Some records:
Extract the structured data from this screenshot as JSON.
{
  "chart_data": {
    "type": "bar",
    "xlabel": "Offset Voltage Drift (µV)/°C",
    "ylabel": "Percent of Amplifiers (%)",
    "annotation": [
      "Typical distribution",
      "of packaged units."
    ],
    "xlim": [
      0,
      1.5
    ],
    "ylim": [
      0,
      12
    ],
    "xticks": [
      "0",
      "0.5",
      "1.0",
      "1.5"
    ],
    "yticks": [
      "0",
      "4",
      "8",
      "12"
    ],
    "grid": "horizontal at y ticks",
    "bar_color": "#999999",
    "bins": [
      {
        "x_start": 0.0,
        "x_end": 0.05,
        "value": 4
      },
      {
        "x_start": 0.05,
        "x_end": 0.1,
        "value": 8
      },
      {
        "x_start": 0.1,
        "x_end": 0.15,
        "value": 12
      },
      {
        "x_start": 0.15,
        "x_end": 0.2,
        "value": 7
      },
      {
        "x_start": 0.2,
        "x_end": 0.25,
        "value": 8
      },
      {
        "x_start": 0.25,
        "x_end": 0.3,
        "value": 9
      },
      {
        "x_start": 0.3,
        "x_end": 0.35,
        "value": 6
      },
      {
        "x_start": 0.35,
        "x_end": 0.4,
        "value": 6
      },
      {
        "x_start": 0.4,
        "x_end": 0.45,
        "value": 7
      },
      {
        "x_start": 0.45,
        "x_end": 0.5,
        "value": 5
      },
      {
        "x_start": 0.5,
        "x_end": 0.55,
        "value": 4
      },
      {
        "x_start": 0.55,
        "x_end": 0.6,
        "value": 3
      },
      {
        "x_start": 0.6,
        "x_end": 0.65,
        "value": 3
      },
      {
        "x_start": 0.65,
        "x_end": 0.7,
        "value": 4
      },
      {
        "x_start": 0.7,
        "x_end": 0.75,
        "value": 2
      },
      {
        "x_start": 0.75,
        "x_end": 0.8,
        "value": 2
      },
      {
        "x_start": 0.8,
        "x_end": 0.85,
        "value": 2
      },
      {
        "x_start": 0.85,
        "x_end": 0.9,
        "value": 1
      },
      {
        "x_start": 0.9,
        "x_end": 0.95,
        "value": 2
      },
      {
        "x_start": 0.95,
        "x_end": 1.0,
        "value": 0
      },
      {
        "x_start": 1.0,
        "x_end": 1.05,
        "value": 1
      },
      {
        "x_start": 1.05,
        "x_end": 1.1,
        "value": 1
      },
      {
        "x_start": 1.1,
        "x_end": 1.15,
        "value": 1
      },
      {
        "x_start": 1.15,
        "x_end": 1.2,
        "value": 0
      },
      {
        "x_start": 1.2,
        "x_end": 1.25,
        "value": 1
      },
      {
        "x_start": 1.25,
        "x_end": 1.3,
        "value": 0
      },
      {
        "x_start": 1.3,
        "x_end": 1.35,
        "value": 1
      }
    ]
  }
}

[Direction]
Repeat the data precisely, reproducing every entry.

[Completed exercise]
Extract the structured data from this screenshot as JSON.
{
  "chart_data": {
    "type": "bar",
    "xlabel": "Offset Voltage Drift (µV)/°C",
    "ylabel": "Percent of Amplifiers (%)",
    "annotation": [
      "Typical distribution",
      "of packaged units."
    ],
    "xlim": [
      0,
      1.5
    ],
    "ylim": [
      0,
      12
    ],
    "xticks": [
      "0",
      "0.5",
      "1.0",
      "1.5"
    ],
    "yticks": [
      "0",
      "4",
      "8",
      "12"
    ],
    "grid": "horizontal at y ticks",
    "bar_color": "#999999",
    "bins": [
      {
        "x_start": 0.0,
        "x_end": 0.05,
        "value": 4
      },
      {
        "x_start": 0.05,
        "x_end": 0.1,
        "value": 8
      },
      {
        "x_start": 0.1,
        "x_end": 0.15,
        "value": 12
      },
      {
        "x_start": 0.15,
        "x_end": 0.2,
        "value": 7
      },
      {
        "x_start": 0.2,
        "x_end": 0.25,
        "value": 8
      },
      {
        "x_start": 0.25,
        "x_end": 0.3,
        "value": 9
      },
      {
        "x_start": 0.3,
        "x_end": 0.35,
        "value": 6
      },
      {
        "x_start": 0.35,
        "x_end": 0.4,
        "value": 6
      },
      {
        "x_start": 0.4,
        "x_end": 0.45,
        "value": 7
      },
      {
        "x_start": 0.45,
        "x_end": 0.5,
        "value": 5
      },
      {
        "x_start": 0.5,
        "x_end": 0.55,
        "value": 4
      },
      {
        "x_start": 0.55,
        "x_end": 0.6,
        "value": 3
      },
      {
        "x_start": 0.6,
        "x_end": 0.65,
        "value": 3
      },
      {
        "x_start": 0.65,
        "x_end": 0.7,
        "value": 4
      },
      {
        "x_start": 0.7,
        "x_end": 0.75,
        "value": 2
      },
      {
        "x_start": 0.75,
        "x_end": 0.8,
        "value": 2
      },
      {
        "x_start": 0.8,
        "x_end": 0.85,
        "value": 2
      },
      {
        "x_start": 0.85,
        "x_end": 0.9,
        "value": 1
      },
      {
        "x_start": 0.9,
        "x_end": 0.95,
        "value": 2
      },
      {
        "x_start": 0.95,
        "x_end": 1.0,
        "value": 0
      },
      {
        "x_start": 1.0,
        "x_end": 1.05,
        "value": 1
      },
      {
        "x_start": 1.05,
        "x_end": 1.1,
        "value": 1
      },
      {
        "x_start": 1.1,
        "x_end": 1.15,
        "value": 1
      },
      {
        "x_start": 1.15,
        "x_end": 1.2,
        "value": 0
      },
      {
        "x_start": 1.2,
        "x_end": 1.25,
        "value": 1
      },
      {
        "x_start": 1.25,
        "x_end": 1.3,
        "value": 0
      },
      {
        "x_start": 1.3,
        "x_end": 1.35,
        "value": 1
      }
    ]
  }
}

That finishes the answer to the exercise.